* BEGIN *

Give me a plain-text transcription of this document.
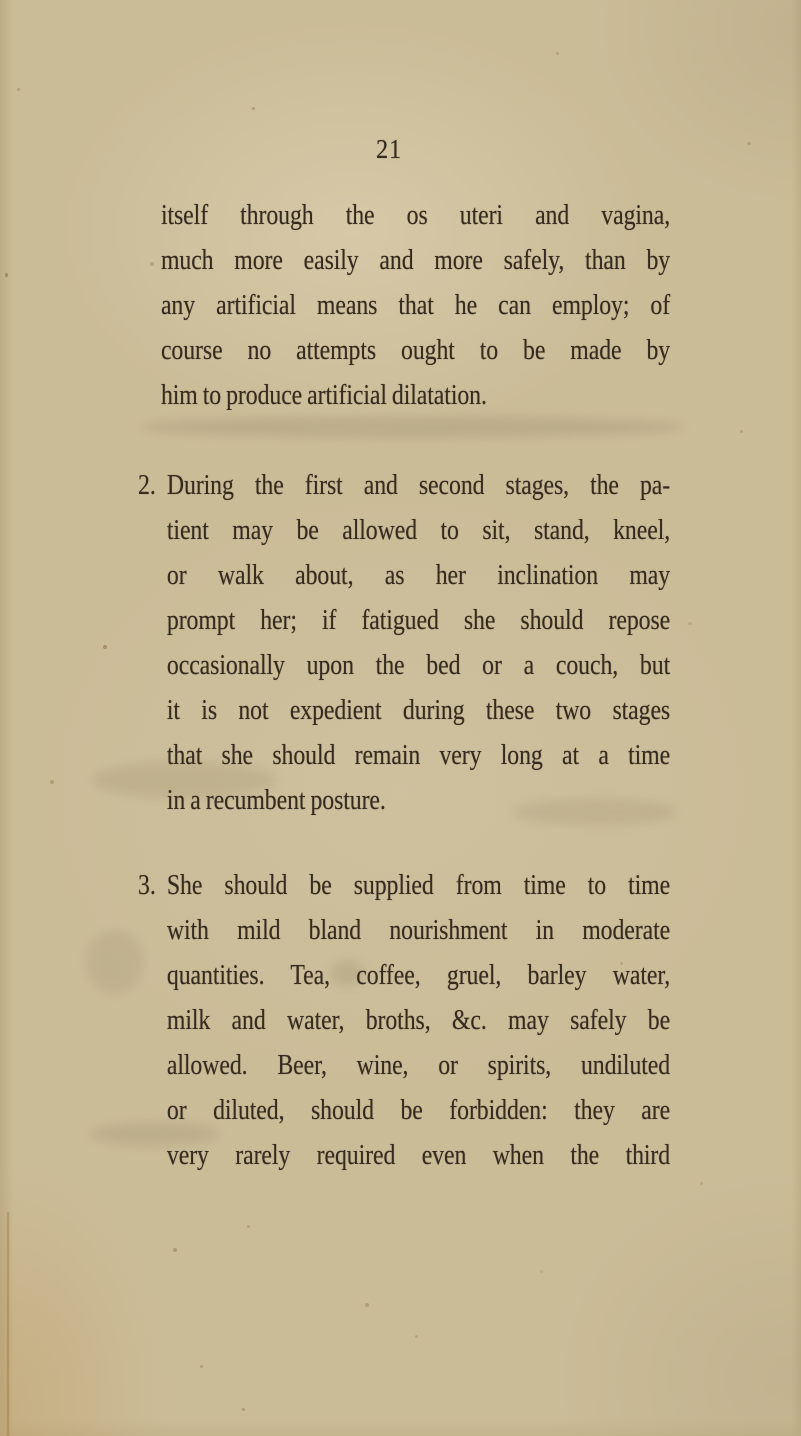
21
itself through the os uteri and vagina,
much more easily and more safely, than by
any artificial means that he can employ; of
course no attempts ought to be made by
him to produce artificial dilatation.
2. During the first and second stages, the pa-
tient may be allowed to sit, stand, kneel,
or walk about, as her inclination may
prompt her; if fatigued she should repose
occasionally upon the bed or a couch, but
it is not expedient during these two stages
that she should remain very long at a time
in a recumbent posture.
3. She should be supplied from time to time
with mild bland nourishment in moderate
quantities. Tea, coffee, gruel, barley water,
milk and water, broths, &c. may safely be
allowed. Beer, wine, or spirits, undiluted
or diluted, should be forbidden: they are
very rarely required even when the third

* END *
* BEGIN *

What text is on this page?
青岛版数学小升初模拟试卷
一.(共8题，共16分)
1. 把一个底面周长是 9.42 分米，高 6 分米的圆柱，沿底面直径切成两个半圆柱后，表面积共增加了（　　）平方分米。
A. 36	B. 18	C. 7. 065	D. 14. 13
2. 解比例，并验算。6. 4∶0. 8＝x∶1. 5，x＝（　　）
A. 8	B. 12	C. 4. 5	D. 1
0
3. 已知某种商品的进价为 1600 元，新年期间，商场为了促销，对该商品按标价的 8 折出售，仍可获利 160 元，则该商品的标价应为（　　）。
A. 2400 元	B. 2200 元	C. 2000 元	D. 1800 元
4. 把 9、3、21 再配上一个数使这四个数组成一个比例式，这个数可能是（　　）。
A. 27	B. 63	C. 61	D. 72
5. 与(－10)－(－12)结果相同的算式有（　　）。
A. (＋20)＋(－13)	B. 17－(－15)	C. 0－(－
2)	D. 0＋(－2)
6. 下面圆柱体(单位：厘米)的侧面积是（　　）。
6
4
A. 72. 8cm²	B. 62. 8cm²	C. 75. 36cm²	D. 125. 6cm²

* END *
* BEGIN *

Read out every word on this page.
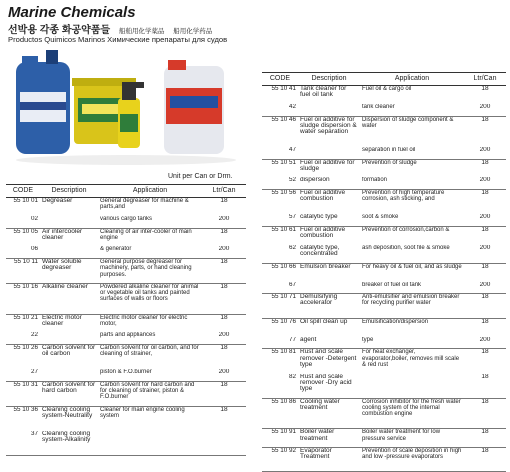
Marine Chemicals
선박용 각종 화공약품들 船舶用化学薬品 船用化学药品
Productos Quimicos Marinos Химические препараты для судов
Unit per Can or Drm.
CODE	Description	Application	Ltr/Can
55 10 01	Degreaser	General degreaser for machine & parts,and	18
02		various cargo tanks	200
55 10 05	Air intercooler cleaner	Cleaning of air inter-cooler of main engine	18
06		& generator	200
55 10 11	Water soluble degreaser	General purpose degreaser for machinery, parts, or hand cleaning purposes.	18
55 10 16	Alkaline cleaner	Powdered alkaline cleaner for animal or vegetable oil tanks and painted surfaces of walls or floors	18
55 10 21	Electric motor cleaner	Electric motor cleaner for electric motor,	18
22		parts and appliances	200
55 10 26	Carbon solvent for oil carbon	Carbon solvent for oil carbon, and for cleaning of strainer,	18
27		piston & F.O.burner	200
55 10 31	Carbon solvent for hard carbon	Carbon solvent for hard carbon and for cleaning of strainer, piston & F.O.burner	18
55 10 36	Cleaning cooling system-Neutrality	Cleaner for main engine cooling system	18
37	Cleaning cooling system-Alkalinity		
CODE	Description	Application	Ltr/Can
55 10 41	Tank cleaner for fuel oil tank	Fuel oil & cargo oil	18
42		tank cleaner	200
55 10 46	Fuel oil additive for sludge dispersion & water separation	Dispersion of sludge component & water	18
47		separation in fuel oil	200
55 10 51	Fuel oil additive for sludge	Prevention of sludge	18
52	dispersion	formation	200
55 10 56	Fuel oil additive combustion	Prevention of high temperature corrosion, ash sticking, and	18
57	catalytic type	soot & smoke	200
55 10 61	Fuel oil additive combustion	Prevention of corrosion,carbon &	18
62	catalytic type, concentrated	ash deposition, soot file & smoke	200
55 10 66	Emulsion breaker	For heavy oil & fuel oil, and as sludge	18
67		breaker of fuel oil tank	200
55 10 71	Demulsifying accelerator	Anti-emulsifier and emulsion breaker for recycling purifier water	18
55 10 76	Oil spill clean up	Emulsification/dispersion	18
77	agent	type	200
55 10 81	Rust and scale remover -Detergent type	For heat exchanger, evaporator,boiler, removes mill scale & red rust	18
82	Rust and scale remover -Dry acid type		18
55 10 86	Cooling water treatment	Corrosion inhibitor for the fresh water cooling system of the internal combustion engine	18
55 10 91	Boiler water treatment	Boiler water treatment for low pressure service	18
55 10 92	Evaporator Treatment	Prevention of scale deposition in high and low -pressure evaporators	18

* END *

Exercise description
Filter out all lines lacking the word "high" and copy the rest.

Written reply
55 10 56	Fuel oil additive combustion	Prevention of high temperature corrosion, ash sticking, and	18
55 10 92	Evaporator Treatment	Prevention of scale deposition in high and low -pressure evaporators	18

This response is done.